→ **What to produce**
Search the listing for the string "nach" and copy every line that contains it.

──────── Material provided

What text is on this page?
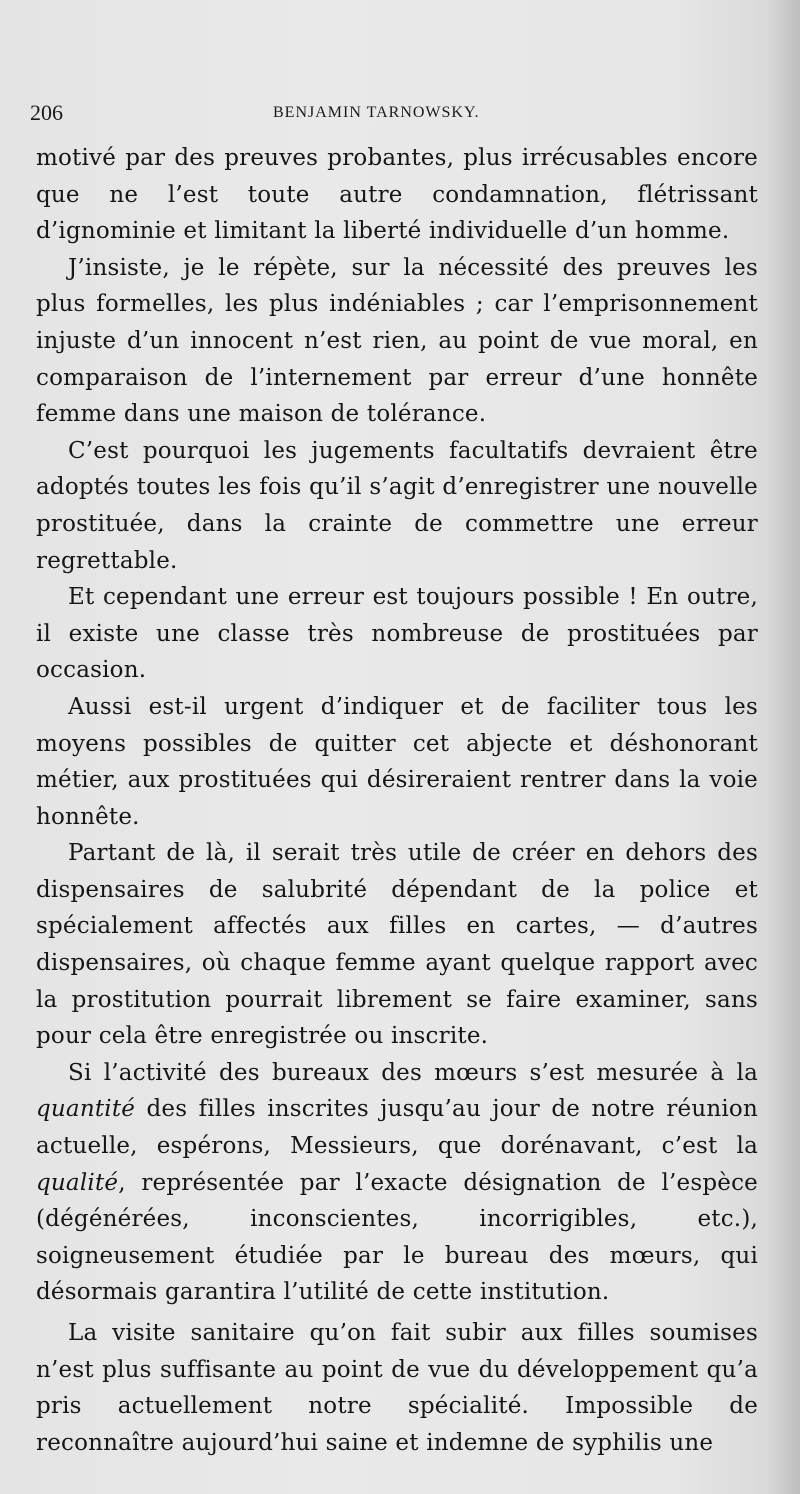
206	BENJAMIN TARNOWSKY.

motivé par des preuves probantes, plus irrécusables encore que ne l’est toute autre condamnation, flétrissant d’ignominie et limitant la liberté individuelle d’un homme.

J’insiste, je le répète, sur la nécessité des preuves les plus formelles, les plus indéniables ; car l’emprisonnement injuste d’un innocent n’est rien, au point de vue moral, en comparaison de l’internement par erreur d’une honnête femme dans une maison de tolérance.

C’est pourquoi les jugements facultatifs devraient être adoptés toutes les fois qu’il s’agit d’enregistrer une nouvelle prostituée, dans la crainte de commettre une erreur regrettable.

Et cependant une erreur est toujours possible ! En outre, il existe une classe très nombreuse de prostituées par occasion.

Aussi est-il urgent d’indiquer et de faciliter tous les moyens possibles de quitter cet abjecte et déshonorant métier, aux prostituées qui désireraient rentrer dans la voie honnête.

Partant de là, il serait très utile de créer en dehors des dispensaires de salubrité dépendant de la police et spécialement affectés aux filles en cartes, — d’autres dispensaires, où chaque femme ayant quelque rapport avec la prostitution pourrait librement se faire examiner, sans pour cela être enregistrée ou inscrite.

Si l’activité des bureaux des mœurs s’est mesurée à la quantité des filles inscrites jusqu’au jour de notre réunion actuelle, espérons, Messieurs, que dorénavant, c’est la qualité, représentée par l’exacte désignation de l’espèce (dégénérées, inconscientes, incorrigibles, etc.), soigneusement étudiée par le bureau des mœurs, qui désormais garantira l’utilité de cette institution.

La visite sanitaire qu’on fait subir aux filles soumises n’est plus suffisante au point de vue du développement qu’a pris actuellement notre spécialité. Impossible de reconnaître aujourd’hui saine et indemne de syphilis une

────────────────
──────── Material provided

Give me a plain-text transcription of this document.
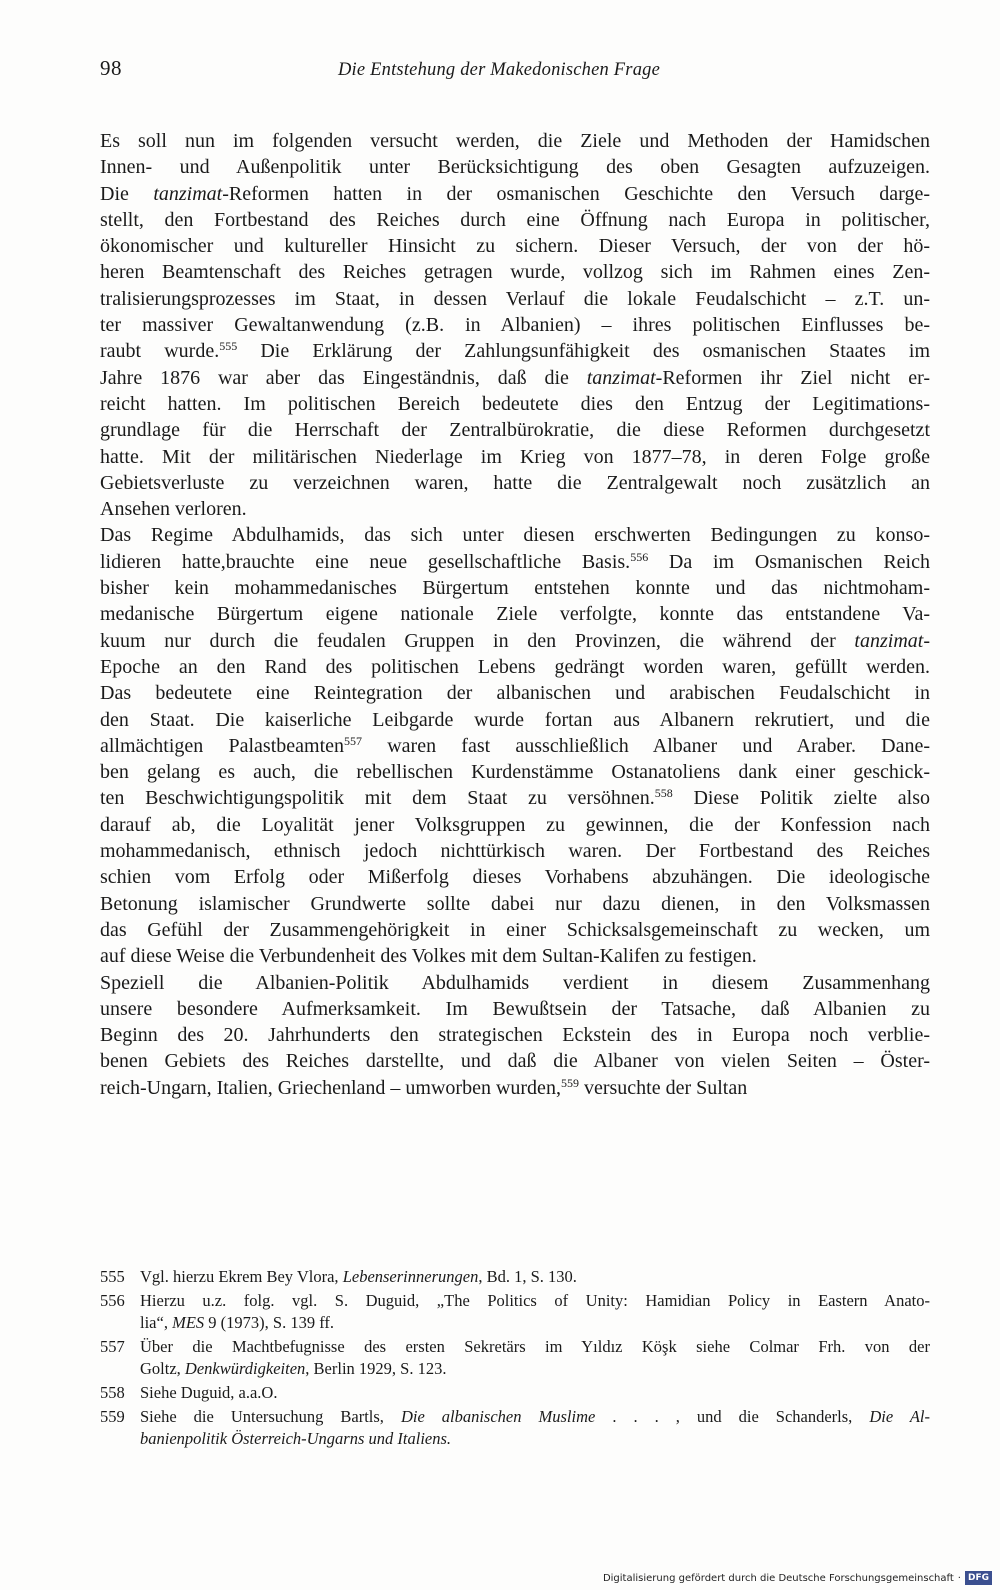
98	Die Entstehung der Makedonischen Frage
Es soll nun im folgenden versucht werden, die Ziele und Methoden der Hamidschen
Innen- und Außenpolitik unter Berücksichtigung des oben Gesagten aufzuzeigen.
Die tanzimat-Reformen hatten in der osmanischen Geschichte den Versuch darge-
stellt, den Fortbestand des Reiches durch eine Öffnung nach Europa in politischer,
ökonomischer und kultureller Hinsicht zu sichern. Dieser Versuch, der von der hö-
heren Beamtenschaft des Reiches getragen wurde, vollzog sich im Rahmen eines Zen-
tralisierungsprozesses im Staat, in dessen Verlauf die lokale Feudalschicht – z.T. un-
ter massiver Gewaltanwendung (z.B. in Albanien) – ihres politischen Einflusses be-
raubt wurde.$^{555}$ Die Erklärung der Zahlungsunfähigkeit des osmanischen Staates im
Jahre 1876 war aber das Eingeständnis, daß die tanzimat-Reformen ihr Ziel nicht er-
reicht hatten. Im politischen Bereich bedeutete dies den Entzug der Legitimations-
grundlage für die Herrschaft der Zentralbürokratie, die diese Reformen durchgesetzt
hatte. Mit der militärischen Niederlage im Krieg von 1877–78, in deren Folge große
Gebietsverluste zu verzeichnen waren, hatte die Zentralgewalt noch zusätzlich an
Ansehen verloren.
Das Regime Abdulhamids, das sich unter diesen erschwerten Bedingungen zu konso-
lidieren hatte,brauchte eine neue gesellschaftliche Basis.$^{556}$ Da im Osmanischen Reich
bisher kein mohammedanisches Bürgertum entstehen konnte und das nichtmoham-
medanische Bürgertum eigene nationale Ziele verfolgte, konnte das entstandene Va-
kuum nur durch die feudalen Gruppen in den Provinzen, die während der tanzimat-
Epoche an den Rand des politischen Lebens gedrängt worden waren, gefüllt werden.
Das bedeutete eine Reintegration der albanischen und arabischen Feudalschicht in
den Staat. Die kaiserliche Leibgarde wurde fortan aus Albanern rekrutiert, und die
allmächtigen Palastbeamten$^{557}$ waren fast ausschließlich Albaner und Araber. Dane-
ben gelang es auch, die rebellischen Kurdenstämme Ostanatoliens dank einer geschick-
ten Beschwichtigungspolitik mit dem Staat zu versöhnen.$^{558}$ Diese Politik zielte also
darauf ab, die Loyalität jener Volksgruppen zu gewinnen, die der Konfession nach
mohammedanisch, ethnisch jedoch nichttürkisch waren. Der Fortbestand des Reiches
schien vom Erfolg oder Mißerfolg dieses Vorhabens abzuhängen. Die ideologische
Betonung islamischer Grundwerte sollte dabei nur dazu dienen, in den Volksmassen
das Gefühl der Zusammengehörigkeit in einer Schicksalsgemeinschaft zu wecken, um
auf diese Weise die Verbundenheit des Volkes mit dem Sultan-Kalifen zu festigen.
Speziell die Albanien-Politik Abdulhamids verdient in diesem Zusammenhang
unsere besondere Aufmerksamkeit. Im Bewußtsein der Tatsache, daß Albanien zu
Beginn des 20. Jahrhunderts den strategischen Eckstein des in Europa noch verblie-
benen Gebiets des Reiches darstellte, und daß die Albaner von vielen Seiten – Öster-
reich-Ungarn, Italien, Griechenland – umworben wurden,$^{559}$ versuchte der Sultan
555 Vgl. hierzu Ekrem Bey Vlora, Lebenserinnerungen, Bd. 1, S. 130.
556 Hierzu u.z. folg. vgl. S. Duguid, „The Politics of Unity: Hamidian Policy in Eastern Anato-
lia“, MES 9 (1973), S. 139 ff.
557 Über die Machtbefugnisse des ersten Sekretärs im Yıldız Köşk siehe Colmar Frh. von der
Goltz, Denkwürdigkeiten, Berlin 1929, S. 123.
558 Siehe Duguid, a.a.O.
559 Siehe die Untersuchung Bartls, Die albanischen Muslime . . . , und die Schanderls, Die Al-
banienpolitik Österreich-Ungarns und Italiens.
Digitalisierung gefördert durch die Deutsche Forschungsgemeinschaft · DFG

────────────────

→ **Complete response**
stellt, den Fortbestand des Reiches durch eine Öffnung nach Europa in politischer,
darauf ab, die Loyalität jener Volksgruppen zu gewinnen, die der Konfession nach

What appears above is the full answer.